◆ AIM OF THE EXERCISE
Your reply should be a single number: how many lines contain the string "screenshot".

◆ MATERIAL PROVIDED
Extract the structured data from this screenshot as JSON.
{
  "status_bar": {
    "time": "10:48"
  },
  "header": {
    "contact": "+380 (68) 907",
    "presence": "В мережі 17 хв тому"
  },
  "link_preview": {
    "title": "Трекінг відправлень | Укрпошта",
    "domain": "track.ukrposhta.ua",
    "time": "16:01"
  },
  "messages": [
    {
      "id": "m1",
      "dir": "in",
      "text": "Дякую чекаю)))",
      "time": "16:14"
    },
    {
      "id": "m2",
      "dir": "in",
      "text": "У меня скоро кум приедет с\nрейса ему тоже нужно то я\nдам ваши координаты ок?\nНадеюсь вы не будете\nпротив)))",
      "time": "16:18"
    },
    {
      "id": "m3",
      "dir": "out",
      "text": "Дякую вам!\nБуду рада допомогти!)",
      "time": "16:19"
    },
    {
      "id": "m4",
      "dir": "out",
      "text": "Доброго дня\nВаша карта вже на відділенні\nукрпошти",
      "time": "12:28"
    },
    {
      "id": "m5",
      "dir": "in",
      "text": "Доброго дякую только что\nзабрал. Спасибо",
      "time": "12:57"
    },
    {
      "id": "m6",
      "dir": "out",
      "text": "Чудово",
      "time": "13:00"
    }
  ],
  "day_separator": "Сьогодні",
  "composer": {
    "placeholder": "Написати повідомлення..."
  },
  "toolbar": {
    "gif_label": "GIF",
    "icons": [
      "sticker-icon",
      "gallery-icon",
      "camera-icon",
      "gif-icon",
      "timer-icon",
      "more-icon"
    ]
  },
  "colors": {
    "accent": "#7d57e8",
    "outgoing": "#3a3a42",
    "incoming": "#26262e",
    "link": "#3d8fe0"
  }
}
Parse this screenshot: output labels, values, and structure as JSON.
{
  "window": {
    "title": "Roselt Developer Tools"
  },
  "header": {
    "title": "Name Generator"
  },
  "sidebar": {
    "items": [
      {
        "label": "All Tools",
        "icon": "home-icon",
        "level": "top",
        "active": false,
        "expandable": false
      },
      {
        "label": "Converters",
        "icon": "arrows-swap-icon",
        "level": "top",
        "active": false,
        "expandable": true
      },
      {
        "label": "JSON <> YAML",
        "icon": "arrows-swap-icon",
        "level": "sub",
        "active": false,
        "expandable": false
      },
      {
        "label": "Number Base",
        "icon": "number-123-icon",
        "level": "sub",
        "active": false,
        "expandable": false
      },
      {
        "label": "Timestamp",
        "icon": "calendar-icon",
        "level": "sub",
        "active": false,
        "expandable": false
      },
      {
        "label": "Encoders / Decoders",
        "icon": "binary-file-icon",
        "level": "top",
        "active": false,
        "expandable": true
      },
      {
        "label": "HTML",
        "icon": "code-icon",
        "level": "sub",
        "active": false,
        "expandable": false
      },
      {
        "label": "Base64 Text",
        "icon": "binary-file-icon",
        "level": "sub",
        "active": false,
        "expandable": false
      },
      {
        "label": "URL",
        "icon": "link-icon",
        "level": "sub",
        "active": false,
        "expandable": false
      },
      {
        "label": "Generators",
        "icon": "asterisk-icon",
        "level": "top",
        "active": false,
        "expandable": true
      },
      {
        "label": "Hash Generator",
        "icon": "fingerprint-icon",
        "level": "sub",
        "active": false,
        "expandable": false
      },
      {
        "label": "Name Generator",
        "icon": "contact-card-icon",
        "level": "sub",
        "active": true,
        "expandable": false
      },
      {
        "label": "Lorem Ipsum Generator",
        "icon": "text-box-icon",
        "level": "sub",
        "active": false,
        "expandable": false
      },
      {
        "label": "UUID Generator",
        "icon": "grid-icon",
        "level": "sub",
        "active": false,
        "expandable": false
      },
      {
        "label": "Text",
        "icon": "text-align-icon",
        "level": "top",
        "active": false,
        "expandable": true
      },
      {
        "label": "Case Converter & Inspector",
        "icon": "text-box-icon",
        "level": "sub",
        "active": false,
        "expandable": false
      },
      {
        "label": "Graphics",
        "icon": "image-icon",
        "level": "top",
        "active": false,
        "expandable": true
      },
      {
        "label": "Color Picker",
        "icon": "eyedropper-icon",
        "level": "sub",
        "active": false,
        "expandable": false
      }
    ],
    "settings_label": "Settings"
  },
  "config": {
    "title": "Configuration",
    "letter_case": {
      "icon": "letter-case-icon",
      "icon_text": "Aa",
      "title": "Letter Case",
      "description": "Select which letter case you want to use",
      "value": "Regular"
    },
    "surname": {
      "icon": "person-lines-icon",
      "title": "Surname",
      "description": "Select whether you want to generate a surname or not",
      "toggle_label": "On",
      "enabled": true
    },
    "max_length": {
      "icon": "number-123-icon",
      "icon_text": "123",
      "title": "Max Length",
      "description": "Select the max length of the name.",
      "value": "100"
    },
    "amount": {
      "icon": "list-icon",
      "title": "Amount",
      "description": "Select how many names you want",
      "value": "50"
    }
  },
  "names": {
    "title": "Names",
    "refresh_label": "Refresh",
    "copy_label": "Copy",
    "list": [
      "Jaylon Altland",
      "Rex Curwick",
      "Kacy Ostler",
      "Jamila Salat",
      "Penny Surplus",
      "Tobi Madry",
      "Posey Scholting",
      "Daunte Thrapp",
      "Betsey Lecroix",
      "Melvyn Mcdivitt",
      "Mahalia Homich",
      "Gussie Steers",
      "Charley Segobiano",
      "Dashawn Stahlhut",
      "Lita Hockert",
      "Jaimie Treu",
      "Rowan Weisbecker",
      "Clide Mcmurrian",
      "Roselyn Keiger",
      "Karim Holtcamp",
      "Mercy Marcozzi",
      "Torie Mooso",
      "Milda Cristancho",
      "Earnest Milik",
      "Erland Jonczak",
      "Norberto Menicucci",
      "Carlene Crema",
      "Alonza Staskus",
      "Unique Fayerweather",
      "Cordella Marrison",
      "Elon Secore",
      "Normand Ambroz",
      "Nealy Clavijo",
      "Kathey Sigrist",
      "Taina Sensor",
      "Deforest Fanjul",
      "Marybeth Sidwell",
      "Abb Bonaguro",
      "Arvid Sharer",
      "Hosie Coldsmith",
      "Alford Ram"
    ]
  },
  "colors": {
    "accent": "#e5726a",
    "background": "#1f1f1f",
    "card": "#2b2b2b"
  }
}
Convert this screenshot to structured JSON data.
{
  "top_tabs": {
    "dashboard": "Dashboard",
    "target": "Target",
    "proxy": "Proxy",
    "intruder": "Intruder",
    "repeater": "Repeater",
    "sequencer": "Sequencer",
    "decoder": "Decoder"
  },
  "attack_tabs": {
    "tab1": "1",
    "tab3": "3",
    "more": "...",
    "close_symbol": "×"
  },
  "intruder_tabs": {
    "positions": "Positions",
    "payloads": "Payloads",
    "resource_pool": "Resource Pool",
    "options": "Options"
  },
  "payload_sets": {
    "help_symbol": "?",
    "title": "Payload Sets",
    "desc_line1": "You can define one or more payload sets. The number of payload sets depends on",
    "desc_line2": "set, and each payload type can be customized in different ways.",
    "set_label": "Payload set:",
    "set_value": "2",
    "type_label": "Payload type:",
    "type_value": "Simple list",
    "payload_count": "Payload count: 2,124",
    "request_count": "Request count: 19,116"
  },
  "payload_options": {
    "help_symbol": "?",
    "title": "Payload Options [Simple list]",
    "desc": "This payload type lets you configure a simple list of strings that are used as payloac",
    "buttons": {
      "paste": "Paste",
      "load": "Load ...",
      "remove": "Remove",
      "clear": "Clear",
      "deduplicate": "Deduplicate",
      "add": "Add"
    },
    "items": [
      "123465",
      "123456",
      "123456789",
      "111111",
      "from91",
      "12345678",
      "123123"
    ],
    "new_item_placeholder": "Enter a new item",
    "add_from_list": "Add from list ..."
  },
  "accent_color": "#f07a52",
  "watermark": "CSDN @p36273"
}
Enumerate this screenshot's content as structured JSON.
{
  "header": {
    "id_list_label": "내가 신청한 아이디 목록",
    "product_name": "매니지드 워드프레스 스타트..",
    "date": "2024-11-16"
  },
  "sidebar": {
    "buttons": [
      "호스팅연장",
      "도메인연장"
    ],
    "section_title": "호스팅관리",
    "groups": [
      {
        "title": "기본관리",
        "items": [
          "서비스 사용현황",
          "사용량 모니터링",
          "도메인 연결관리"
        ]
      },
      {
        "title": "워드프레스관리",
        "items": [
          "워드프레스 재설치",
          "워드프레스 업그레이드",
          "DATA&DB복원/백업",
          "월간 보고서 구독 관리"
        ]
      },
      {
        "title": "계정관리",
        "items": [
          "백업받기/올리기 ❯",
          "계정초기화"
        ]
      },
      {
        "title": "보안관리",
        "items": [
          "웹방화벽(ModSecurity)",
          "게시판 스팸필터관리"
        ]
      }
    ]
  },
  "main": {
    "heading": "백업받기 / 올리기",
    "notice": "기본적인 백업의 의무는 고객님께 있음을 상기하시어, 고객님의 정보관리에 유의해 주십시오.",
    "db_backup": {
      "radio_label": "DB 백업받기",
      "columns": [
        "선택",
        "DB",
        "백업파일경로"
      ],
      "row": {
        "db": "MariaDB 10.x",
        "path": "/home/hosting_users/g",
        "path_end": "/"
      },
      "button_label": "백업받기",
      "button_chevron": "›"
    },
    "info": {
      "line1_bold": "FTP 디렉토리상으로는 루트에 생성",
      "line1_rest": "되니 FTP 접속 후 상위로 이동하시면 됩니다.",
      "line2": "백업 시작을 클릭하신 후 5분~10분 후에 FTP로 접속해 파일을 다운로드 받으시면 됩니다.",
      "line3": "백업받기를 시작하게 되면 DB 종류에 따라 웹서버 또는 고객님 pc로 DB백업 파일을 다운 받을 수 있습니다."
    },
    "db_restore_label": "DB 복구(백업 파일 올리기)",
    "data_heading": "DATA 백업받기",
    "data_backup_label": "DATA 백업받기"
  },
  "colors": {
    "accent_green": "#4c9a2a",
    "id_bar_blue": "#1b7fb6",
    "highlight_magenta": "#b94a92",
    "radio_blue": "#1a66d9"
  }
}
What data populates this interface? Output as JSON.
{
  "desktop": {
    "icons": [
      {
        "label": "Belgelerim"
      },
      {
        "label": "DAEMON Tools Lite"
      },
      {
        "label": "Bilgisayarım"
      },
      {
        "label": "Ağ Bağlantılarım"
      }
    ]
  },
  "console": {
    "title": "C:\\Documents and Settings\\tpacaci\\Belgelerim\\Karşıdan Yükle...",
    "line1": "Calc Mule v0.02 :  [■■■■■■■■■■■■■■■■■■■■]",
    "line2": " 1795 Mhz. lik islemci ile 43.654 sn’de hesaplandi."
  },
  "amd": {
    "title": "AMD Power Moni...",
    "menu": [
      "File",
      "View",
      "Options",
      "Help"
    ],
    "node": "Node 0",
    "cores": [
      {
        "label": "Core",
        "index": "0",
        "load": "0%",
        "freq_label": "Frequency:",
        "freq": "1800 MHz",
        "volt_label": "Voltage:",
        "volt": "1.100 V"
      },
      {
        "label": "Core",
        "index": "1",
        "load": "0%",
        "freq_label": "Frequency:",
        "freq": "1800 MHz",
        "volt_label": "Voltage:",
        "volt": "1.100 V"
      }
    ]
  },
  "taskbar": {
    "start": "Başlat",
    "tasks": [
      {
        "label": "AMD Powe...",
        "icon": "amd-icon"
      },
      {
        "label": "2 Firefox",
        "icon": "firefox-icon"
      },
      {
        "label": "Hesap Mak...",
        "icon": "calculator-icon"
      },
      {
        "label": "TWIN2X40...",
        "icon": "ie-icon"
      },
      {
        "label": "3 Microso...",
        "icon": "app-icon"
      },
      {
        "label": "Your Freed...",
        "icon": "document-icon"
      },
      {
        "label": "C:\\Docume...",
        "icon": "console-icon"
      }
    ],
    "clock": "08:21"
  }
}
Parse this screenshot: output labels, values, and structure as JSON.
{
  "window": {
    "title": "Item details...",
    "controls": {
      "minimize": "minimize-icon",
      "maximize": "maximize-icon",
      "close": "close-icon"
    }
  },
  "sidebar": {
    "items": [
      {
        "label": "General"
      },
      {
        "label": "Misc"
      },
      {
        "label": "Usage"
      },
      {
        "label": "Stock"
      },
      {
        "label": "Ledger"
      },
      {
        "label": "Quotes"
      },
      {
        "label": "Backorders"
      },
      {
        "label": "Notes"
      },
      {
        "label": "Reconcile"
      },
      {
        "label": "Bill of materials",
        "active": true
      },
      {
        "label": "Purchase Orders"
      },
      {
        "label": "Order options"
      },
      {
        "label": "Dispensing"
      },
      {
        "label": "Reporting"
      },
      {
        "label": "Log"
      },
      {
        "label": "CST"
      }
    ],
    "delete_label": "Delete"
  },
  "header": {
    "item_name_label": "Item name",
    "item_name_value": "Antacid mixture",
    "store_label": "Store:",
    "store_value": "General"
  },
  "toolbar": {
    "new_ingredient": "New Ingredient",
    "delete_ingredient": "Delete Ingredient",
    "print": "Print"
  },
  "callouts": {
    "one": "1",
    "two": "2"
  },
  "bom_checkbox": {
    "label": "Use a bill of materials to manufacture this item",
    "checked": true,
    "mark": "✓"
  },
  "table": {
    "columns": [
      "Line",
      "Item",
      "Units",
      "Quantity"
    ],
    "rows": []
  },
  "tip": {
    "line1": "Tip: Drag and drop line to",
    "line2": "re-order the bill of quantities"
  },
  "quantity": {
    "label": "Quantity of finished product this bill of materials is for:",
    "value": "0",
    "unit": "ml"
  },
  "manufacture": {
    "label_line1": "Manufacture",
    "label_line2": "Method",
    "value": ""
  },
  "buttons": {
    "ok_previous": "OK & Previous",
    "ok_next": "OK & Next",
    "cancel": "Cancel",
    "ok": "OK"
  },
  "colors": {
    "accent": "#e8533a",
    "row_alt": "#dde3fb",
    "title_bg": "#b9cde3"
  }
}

◆ EXERCISE OUTPUT
5